**What is asked**
1 - Set down the stretch from "From the beginning" through "what happened next." in the passage on the RU's stance toward gays and lesbians, word for word.
2 - In the passage on the RU's stance toward gays and lesbians, besides excluding lesbians and gays, what other position did the national leaders want adopted at the regional meeting?
3 - Carry on the passage about the RU's stance toward gays and lesbians from the point where it stops.
## start Excerpted passage
From the beginning there was line struggle around the issue.
When the national leadership of the RU was trying to unify a broad range of local collectives into a single national organization, they decided not to standardize all lines from the top down, but rather to win folks over at the base. In 1972, if memory serves, I attended an East Coast regional meeting, at which the national leaders, including those from our region, were eager to for us adopt a position against lesbians and gays being admitted to the RU (and one against smoking marijuana, as well). Out of, say, 40 people present, I think eight of us voted against gay exclusion.
I am very proud of that vote. I am not so proud of what happened next.
The internal culture of the RU and the early RCP became increasingly homophobic. Fag jokes, implications of limp-wristedness and the whole nasty package were common currency in the group, and only rarely criticized or even commented on. The tone was set from the top levels of the organization. Not surprisingly, male leaders and cadre tended to behave worse that their female counterparts. I fell into this easily enough.
Politically, gay and lesbian groups and activists, part of a vibrant and challenging new social movement, were regarded with derision or as agents of bourgeois ideology in the workers’ movement. Communists and others who allied with them were considered weak and suspect.
## end Excerpted passage
## start Records shown
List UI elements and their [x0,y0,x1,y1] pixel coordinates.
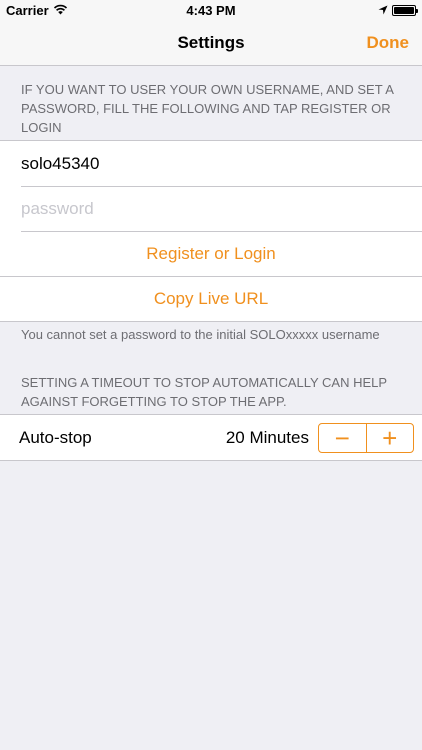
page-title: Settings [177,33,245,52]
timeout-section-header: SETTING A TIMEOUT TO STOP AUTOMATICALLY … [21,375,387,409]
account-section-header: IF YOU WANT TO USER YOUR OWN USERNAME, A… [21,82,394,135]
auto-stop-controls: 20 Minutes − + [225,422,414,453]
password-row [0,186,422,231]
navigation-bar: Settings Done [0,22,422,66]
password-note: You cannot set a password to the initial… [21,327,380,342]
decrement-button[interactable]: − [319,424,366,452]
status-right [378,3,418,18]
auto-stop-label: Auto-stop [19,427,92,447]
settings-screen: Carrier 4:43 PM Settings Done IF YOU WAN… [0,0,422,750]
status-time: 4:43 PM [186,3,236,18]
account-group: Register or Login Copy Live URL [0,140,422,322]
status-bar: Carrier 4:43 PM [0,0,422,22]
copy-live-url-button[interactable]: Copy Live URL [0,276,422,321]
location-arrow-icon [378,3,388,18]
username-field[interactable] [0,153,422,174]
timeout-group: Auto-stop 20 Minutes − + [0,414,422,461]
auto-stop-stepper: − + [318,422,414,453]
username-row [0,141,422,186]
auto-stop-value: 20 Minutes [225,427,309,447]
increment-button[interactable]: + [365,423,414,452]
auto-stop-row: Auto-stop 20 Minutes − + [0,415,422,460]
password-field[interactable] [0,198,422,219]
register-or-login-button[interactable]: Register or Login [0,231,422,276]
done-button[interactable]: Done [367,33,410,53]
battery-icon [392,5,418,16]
## end Records shown
**Exercise answers**
1 -
From the beginning there was line struggle around the issue.
When the national leadership of the RU was trying to unify a broad range of local collectives into a single national organization, they decided not to standardize all lines from the top down, but rather to win folks over at the base. In 1972, if memory serves, I attended an East Coast regional meeting, at which the national leaders, including those from our region, were eager to for us adopt a position against lesbians and gays being admitted to the RU (and one against smoking marijuana, as well). Out of, say, 40 people present, I think eight of us voted against gay exclusion.
I am very proud of that vote. I am not so proud of what happened next.

2 - A position against smoking marijuana.

3 -
When I was asked to help in the drafting of a programme to be debated and adopted at the founding congress of the RCP, I did so. I recall the drafting of the section of the programme on decadence, which the RCP enshrined at that congress, formally embracing the line it has carried like an albatross for a quarter of a century. (Since the very existence of this first programme is not mentioned in the new document, I have included the 1975 section on “homosexuality” in an appendix, along with the language from the 1981 programme.) The drafters, myself included, laughed about the comparison with drug addiction and prostitution and about the declaration that “homosexuals and others who are caught up in these things will be re-educated to be productive members of society.” We knew damn well that formulation implied reeducation camps – and we thought it was funny.
When a large section of the RCP split in 1978, there was an opportunity to do some rectification. Some of the more blatantly homophobic leaders split and helped form the Revolutionary Workers Headquarters, which I was a part of. Those who remained in the RCP could have lost the line then. Instead, it was in the RWHq that the struggle took place which led to us abandon the line of homophobia and exclusion. I was won back to my original position by other comrades in the organization and outside of it, and with a great sense of relief. I knew the shit I had been running was raggedy, I had known all along, and I was glad to be able to start cleaning it out of my brain.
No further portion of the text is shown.